EXERCISE DIRECTIONS:
Repeat the records below exactly, leaving out every picture.

RECORDS FOR THE TASK:
^^^^^^^^

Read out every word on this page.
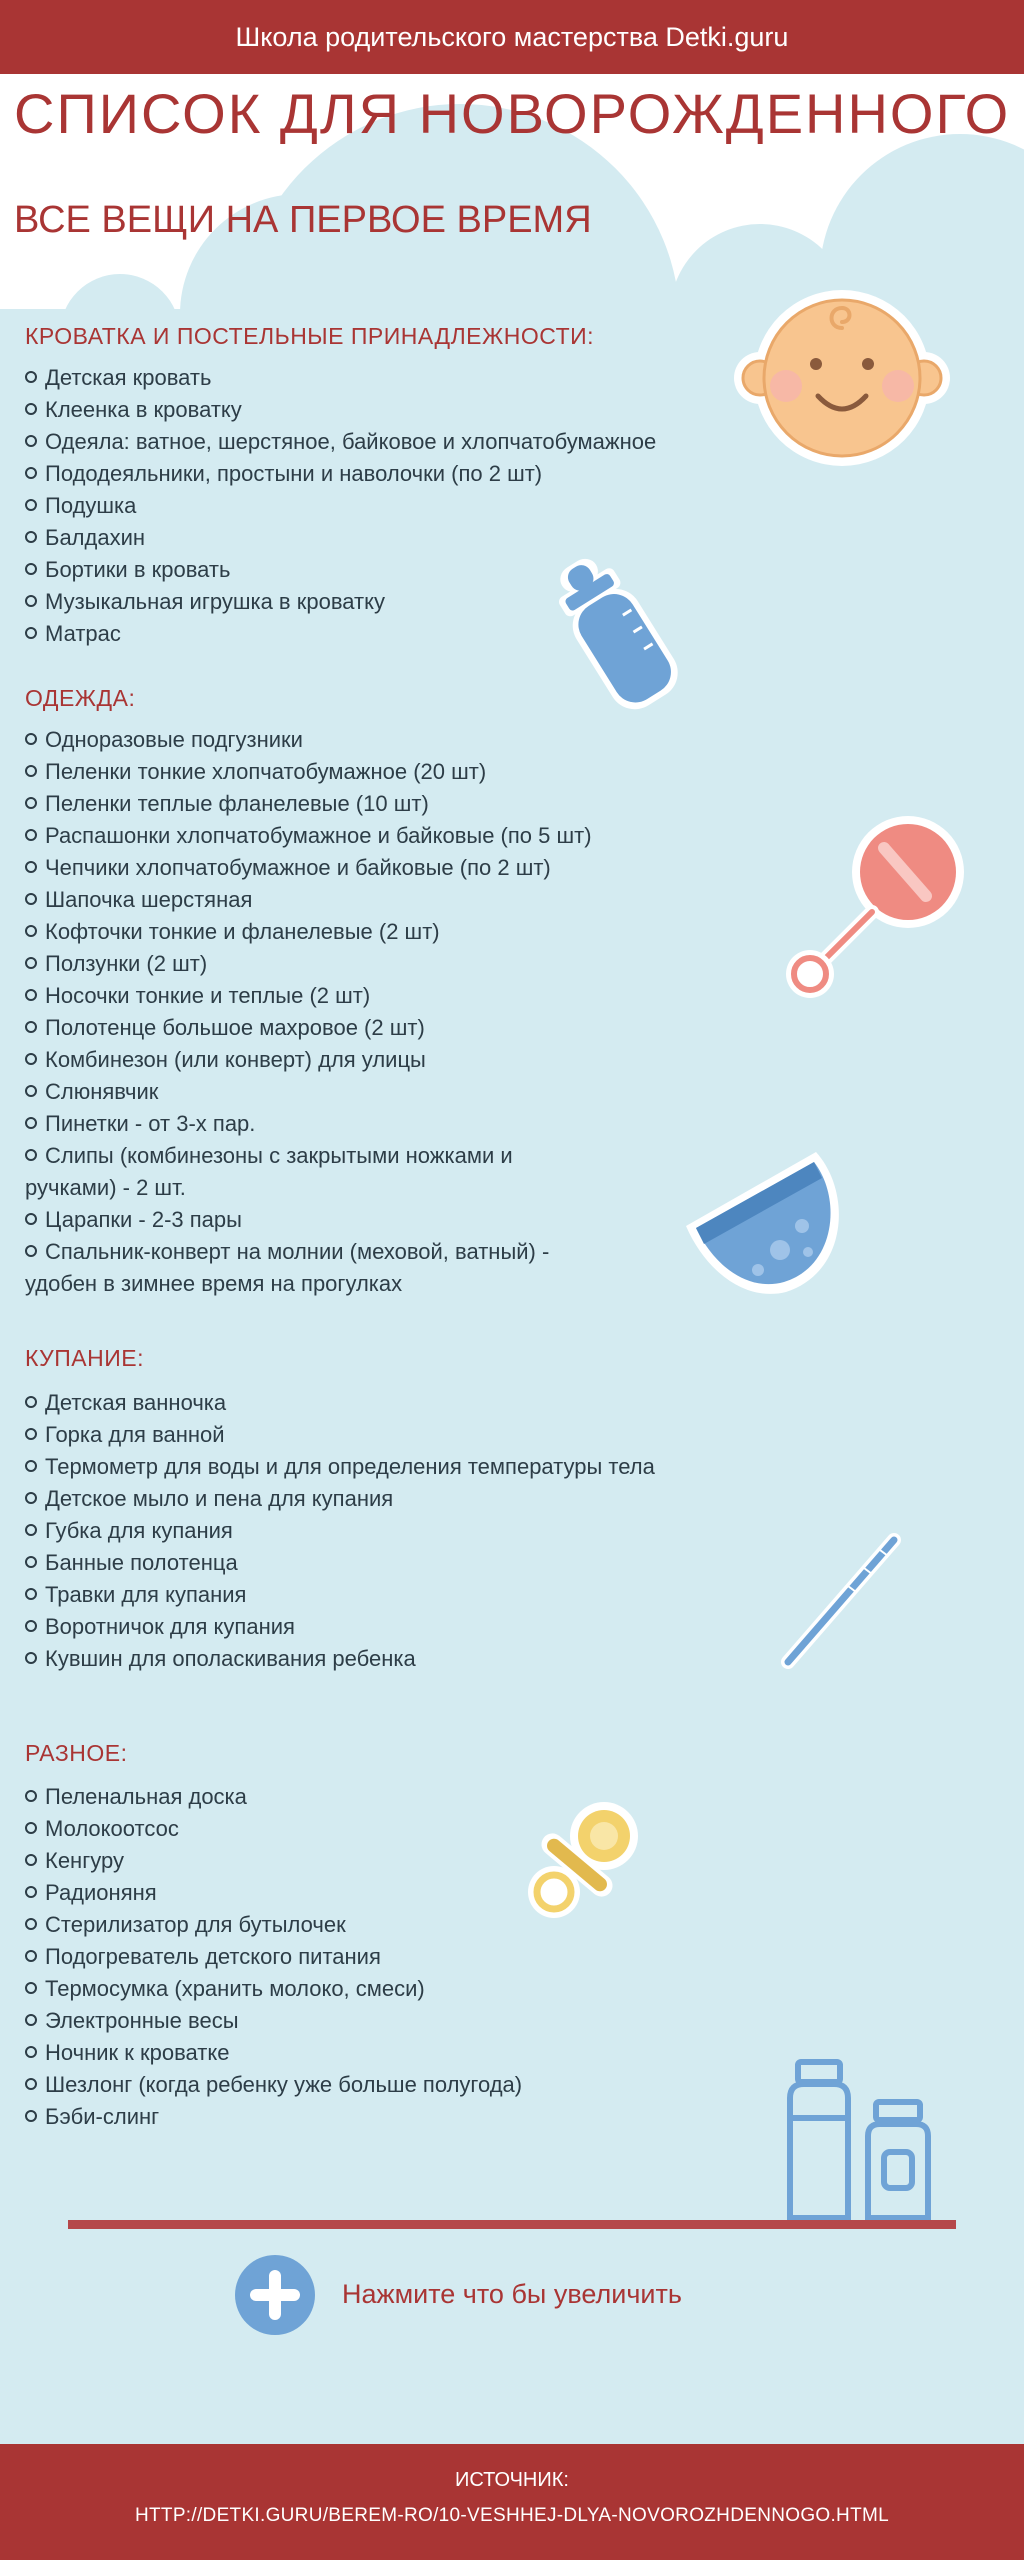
Школа родительского мастерства Detki.guru
СПИСОК ДЛЯ НОВОРОЖДЕННОГО
ВСЕ ВЕЩИ НА ПЕРВОЕ ВРЕМЯ
КРОВАТКА И ПОСТЕЛЬНЫЕ ПРИНАДЛЕЖНОСТИ:
Детская кровать
Клеенка в кроватку
Одеяла: ватное, шерстяное, байковое и хлопчатобумажное
Пододеяльники, простыни и наволочки (по 2 шт)
Подушка
Балдахин
Бортики в кровать
Музыкальная игрушка в кроватку
Матрас
ОДЕЖДА:
Одноразовые подгузники
Пеленки тонкие хлопчатобумажное (20 шт)
Пеленки теплые фланелевые (10 шт)
Распашонки хлопчатобумажное и байковые (по 5 шт)
Чепчики хлопчатобумажное и байковые (по 2 шт)
Шапочка шерстяная
Кофточки тонкие и фланелевые (2 шт)
Ползунки (2 шт)
Носочки тонкие и теплые (2 шт)
Полотенце большое махровое (2 шт)
Комбинезон (или конверт) для улицы
Слюнявчик
Пинетки - от 3-х пар.
Слипы (комбинезоны с закрытыми ножками и
ручками) - 2 шт.
Царапки - 2-3 пары
Спальник-конверт на молнии (меховой, ватный) -
удобен в зимнее время на прогулках
КУПАНИЕ:
Детская ванночка
Горка для ванной
Термометр для воды и для определения температуры тела
Детское мыло и пена для купания
Губка для купания
Банные полотенца
Травки для купания
Воротничок для купания
Кувшин для ополаскивания ребенка
РАЗНОЕ:
Пеленальная доска
Молокоотсос
Кенгуру
Радионяня
Стерилизатор для бутылочек
Подогреватель детского питания
Термосумка (хранить молоко, смеси)
Электронные весы
Ночник к кроватке
Шезлонг (когда ребенку уже больше полугода)
Бэби-слинг
Нажмите что бы увеличить
ИСТОЧНИК:
HTTP://DETKI.GURU/BEREM-RO/10-VESHHEJ-DLYA-NOVOROZHDENNOGO.HTML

^^^^^^^^

ANSWER BELOW:
Read out every word on this page.
Школа родительского мастерства Detki.guru
СПИСОК ДЛЯ НОВОРОЖДЕННОГО
ВСЕ ВЕЩИ НА ПЕРВОЕ ВРЕМЯ
КРОВАТКА И ПОСТЕЛЬНЫЕ ПРИНАДЛЕЖНОСТИ:
Детская кровать
Клеенка в кроватку
Одеяла: ватное, шерстяное, байковое и хлопчатобумажное
Пододеяльники, простыни и наволочки (по 2 шт)
Подушка
Балдахин
Бортики в кровать
Музыкальная игрушка в кроватку
Матрас
ОДЕЖДА:
Одноразовые подгузники
Пеленки тонкие хлопчатобумажное (20 шт)
Пеленки теплые фланелевые (10 шт)
Распашонки хлопчатобумажное и байковые (по 5 шт)
Чепчики хлопчатобумажное и байковые (по 2 шт)
Шапочка шерстяная
Кофточки тонкие и фланелевые (2 шт)
Ползунки (2 шт)
Носочки тонкие и теплые (2 шт)
Полотенце большое махровое (2 шт)
Комбинезон (или конверт) для улицы
Слюнявчик
Пинетки - от 3-х пар.
Слипы (комбинезоны с закрытыми ножками и
ручками) - 2 шт.
Царапки - 2-3 пары
Спальник-конверт на молнии (меховой, ватный) -
удобен в зимнее время на прогулках
КУПАНИЕ:
Детская ванночка
Горка для ванной
Термометр для воды и для определения температуры тела
Детское мыло и пена для купания
Губка для купания
Банные полотенца
Травки для купания
Воротничок для купания
Кувшин для ополаскивания ребенка
РАЗНОЕ:
Пеленальная доска
Молокоотсос
Кенгуру
Радионяня
Стерилизатор для бутылочек
Подогреватель детского питания
Термосумка (хранить молоко, смеси)
Электронные весы
Ночник к кроватке
Шезлонг (когда ребенку уже больше полугода)
Бэби-слинг
Нажмите что бы увеличить
ИСТОЧНИК:
HTTP://DETKI.GURU/BEREM-RO/10-VESHHEJ-DLYA-NOVOROZHDENNOGO.HTML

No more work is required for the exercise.